• **Stated exercise**: Convert each line of the items below into a Markdown table with two columns, "Row" for a running number and "Item line" for the line itself, and skip any blank lines. Leave the pictures out of the table.
╭──
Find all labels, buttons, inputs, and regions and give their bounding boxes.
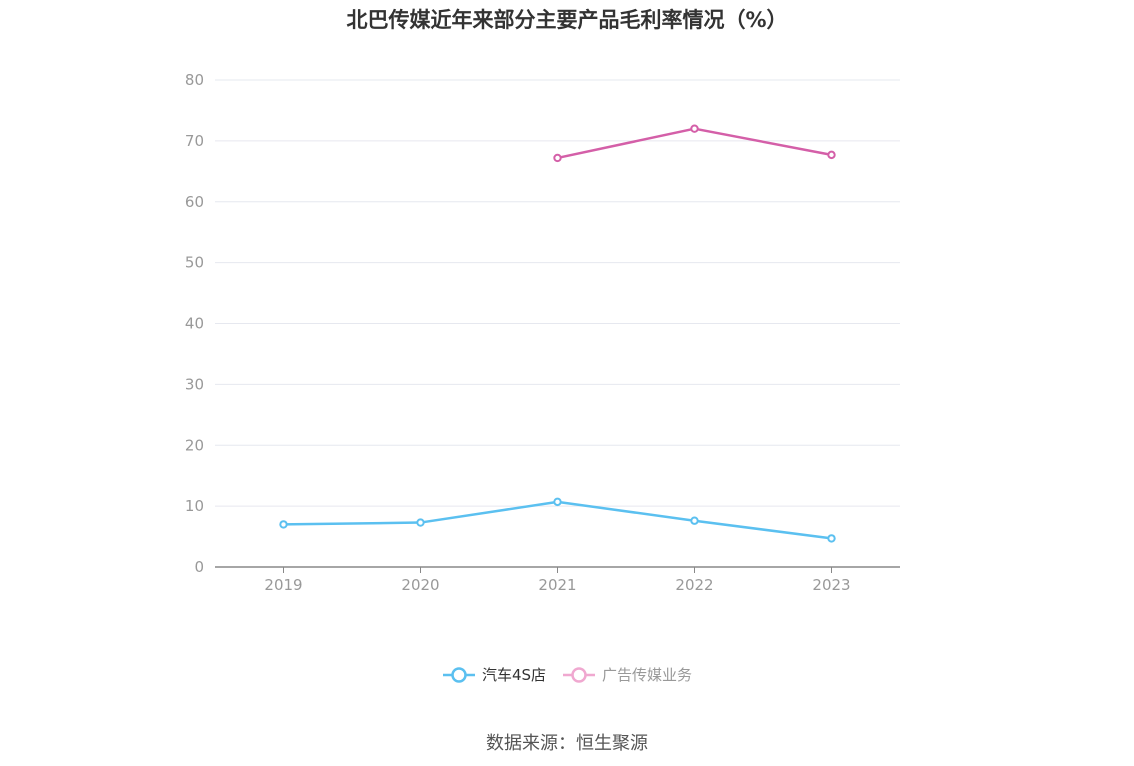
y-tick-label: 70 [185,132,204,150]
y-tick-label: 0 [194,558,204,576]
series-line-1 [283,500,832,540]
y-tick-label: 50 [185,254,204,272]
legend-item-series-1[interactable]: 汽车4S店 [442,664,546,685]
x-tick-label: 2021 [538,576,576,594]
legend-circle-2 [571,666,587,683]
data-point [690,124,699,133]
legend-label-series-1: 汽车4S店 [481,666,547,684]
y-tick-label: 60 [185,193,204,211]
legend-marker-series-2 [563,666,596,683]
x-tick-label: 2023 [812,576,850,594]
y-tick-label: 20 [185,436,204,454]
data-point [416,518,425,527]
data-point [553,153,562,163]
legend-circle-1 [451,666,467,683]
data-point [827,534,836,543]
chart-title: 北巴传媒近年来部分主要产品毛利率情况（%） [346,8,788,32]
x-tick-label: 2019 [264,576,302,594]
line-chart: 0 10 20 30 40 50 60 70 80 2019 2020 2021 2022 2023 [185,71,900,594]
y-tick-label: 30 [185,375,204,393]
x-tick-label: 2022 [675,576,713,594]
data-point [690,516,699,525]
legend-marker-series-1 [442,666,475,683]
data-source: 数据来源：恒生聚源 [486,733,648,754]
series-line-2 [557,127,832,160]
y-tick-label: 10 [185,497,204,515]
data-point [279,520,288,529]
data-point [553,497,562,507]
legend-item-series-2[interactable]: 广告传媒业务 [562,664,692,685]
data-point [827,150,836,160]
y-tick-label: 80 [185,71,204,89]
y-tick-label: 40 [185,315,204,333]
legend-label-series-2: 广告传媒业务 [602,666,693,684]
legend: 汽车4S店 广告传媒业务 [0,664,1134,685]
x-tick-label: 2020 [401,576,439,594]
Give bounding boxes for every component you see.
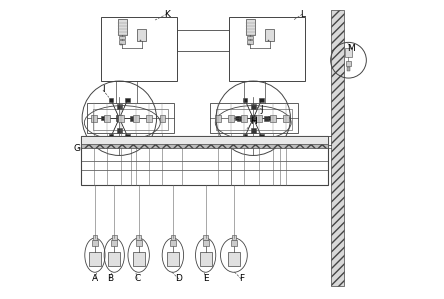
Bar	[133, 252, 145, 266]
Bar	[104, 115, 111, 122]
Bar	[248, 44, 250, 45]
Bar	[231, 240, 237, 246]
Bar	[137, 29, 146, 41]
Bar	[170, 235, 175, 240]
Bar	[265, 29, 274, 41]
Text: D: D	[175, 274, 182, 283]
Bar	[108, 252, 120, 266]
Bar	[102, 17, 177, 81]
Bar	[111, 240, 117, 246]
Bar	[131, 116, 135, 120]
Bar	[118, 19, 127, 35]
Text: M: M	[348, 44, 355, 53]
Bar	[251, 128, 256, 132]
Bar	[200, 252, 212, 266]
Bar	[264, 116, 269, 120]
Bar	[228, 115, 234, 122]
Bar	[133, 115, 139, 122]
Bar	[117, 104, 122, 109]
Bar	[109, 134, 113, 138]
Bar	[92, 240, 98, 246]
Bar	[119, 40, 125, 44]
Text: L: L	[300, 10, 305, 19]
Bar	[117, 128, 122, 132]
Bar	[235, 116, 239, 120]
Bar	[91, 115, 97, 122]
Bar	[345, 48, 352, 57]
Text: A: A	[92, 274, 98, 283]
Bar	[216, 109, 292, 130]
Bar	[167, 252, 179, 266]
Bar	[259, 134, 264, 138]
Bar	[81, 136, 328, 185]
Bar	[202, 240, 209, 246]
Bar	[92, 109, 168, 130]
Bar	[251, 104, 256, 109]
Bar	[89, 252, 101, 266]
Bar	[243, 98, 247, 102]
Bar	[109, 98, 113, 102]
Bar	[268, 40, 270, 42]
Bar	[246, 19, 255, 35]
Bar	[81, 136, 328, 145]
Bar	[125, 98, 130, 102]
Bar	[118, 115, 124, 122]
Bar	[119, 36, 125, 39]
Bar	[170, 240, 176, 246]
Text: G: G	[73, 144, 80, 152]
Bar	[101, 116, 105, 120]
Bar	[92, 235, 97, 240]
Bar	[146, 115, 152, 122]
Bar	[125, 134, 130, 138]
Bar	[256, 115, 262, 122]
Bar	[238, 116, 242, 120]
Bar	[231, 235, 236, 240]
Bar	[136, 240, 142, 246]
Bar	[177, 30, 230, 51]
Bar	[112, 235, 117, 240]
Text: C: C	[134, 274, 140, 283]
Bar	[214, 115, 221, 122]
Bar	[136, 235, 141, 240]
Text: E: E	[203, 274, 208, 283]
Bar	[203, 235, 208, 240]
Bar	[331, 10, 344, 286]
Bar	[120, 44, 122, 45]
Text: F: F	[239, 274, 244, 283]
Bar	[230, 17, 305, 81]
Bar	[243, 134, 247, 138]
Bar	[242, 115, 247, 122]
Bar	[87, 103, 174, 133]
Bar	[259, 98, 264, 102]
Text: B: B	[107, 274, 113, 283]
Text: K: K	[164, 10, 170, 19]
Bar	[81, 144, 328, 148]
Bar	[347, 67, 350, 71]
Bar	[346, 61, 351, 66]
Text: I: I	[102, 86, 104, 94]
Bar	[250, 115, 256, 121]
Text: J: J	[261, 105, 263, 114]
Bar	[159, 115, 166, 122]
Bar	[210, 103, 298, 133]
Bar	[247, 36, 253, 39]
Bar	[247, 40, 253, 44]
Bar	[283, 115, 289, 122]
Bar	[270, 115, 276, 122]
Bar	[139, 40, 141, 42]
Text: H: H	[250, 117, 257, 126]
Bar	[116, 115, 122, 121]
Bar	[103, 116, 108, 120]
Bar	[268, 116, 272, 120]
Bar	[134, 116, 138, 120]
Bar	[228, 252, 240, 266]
╰──
• **Worked answer**:
| Row | Item line |
|---|---|
| 1 | Find all labels, buttons, inputs, and regions and give their bounding boxes. |
| 2 | y-tick-label: 70 [185,132,204,150] |
| 3 | y-tick-label: 0 [194,558,204,576] |
| 4 | series-line-1 [283,500,832,540] |
| 5 | y-tick-label: 50 [185,254,204,272] |
| 6 | legend-item-series-1[interactable]: 汽车4S店 [442,664,546,685] |
| 7 | x-tick-label: 2021 [538,576,576,594] |
| 8 | legend-circle-2 [571,666,587,683] |
| 9 | data-point [690,124,699,133] |
| 10 | legend-label-series-1: 汽车4S店 [481,666,547,684] |
| 11 | y-tick-label: 60 [185,193,204,211] |
| 12 | legend-marker-series-2 [563,666,596,683] |
| 13 | x-tick-label: 2023 [812,576,850,594] |
| 14 | y-tick-label: 20 [185,436,204,454] |
| 15 | data-point [416,518,425,527] |
| 16 | data-point [553,153,562,163] |
| 17 | legend-circle-1 [451,666,467,683] |
| 18 | data-point [827,534,836,543] |
| 19 | chart-title: 北巴传媒近年来部分主要产品毛利率情况（%） [346,8,788,32] |
| 20 | x-tick-label: 2019 [264,576,302,594] |
| 21 | line-chart: 0 10 20 30 40 50 60 70 80 2019 2020 2021 2022 2023 [185,71,900,594] |
| 22 | y-tick-label: 30 [185,375,204,393] |
| 23 | x-tick-label: 2022 [675,576,713,594] |
| 24 | data-point [690,516,699,525] |
| 25 | legend-marker-series-1 [442,666,475,683] |
| 26 | data-source: 数据来源：恒生聚源 [486,733,648,754] |
| 27 | series-line-2 [557,127,832,160] |
| 28 | y-tick-label: 10 [185,497,204,515] |
| 29 | data-point [279,520,288,529] |
| 30 | data-point [553,497,562,507] |
| 31 | legend-item-series-2[interactable]: 广告传媒业务 [562,664,692,685] |
| 32 | data-point [827,150,836,160] |
| 33 | y-tick-label: 80 [185,71,204,89] |
| 34 | y-tick-label: 40 [185,315,204,333] |
| 35 | legend-label-series-2: 广告传媒业务 [602,666,693,684] |
| 36 | legend: 汽车4S店 广告传媒业务 [0,664,1134,685] |
| 37 | x-tick-label: 2020 [401,576,439,594] |
| 38 | Give bounding boxes for every component you see. |
| 39 | Bar	[133, 252, 145, 266] |
| 40 | Bar	[104, 115, 111, 122] |
| 41 | Bar	[248, 44, 250, 45] |
| 42 | Bar	[231, 240, 237, 246] |
| 43 | Bar	[137, 29, 146, 41] |
| 44 | Bar	[170, 235, 175, 240] |
| 45 | Bar	[265, 29, 274, 41] |
| 46 | Text: D: D	[175, 274, 182, 283] |
| 47 | Bar	[108, 252, 120, 266] |
| 48 | Bar	[102, 17, 177, 81] |
| 49 | Bar	[111, 240, 117, 246] |
| 50 | Bar	[131, 116, 135, 120] |
| 51 | Bar	[118, 19, 127, 35] |
| 52 | Text: M: M	[348, 44, 355, 53] |
| 53 | Bar	[251, 128, 256, 132] |
| 54 | Bar	[200, 252, 212, 266] |
| 55 | Bar	[264, 116, 269, 120] |
| 56 | Bar	[228, 115, 234, 122] |
| 57 | Bar	[133, 115, 139, 122] |
| 58 | Bar	[117, 104, 122, 109] |
| 59 | Bar	[109, 134, 113, 138] |
| 60 | Bar	[92, 240, 98, 246] |
| 61 | Bar	[119, 40, 125, 44] |
| 62 | Text: L: L	[300, 10, 305, 19] |
| 63 | Bar	[117, 128, 122, 132] |
| 64 | Bar	[235, 116, 239, 120] |
| 65 | Bar	[91, 115, 97, 122] |
| 66 | Bar	[345, 48, 352, 57] |
| 67 | Text: A: A	[92, 274, 98, 283] |
| 68 | Bar	[216, 109, 292, 130] |
| 69 | Bar	[167, 252, 179, 266] |
| 70 | Bar	[259, 134, 264, 138] |
| 71 | Bar	[81, 136, 328, 185] |
| 72 | Bar	[202, 240, 209, 246] |
| 73 | Bar	[92, 109, 168, 130] |
| 74 | Bar	[251, 104, 256, 109] |
| 75 | Bar	[89, 252, 101, 266] |
| 76 | Bar	[243, 98, 247, 102] |
| 77 | Bar	[109, 98, 113, 102] |
| 78 | Bar	[268, 40, 270, 42] |
| 79 | Bar	[246, 19, 255, 35] |
| 80 | Bar	[81, 136, 328, 145] |
| 81 | Bar	[125, 98, 130, 102] |
| 82 | Bar	[118, 115, 124, 122] |
| 83 | Bar	[119, 36, 125, 39] |
| 84 | Bar	[170, 240, 176, 246] |
| 85 | Text: G: G	[73, 144, 80, 152] |
| 86 | Bar	[101, 116, 105, 120] |
| 87 | Bar	[92, 235, 97, 240] |
| 88 | Bar	[146, 115, 152, 122] |
| 89 | Bar	[125, 134, 130, 138] |
| 90 | Bar	[256, 115, 262, 122] |
| 91 | Bar	[238, 116, 242, 120] |
| 92 | Bar	[231, 235, 236, 240] |
| 93 | Bar	[136, 240, 142, 246] |
| 94 | Bar	[177, 30, 230, 51] |
| 95 | Bar	[112, 235, 117, 240] |
| 96 | Text: C: C	[134, 274, 140, 283] |
| 97 | Bar	[214, 115, 221, 122] |
| 98 | Bar	[136, 235, 141, 240] |
| 99 | Text: E: E	[203, 274, 208, 283] |
| 100 | Bar	[203, 235, 208, 240] |
| 101 | Bar	[331, 10, 344, 286] |
| 102 | Bar	[120, 44, 122, 45] |
| 103 | Text: F: F	[239, 274, 244, 283] |
| 104 | Bar	[230, 17, 305, 81] |
| 105 | Bar	[243, 134, 247, 138] |
| 106 | Bar	[242, 115, 247, 122] |
| 107 | Bar	[87, 103, 174, 133] |
| 108 | Bar	[259, 98, 264, 102] |
| 109 | Text: B: B	[107, 274, 113, 283] |
| 110 | Text: K: K	[164, 10, 170, 19] |
| 111 | Bar	[81, 144, 328, 148] |
| 112 | Bar	[347, 67, 350, 71] |
| 113 | Bar	[346, 61, 351, 66] |
| 114 | Text: I: I	[102, 86, 104, 94] |
| 115 | Bar	[250, 115, 256, 121] |
| 116 | Text: J: J	[261, 105, 263, 114] |
| 117 | Bar	[159, 115, 166, 122] |
| 118 | Bar	[210, 103, 298, 133] |
| 119 | Bar	[247, 36, 253, 39] |
| 120 | Bar	[247, 40, 253, 44] |
| 121 | Bar	[283, 115, 289, 122] |
| 122 | Bar	[270, 115, 276, 122] |
| 123 | Bar	[139, 40, 141, 42] |
| 124 | Text: H: H	[250, 117, 257, 126] |
| 125 | Bar	[116, 115, 122, 121] |
| 126 | Bar	[103, 116, 108, 120] |
| 127 | Bar	[268, 116, 272, 120] |
| 128 | Bar	[134, 116, 138, 120] |
| 129 | Bar	[228, 252, 240, 266] |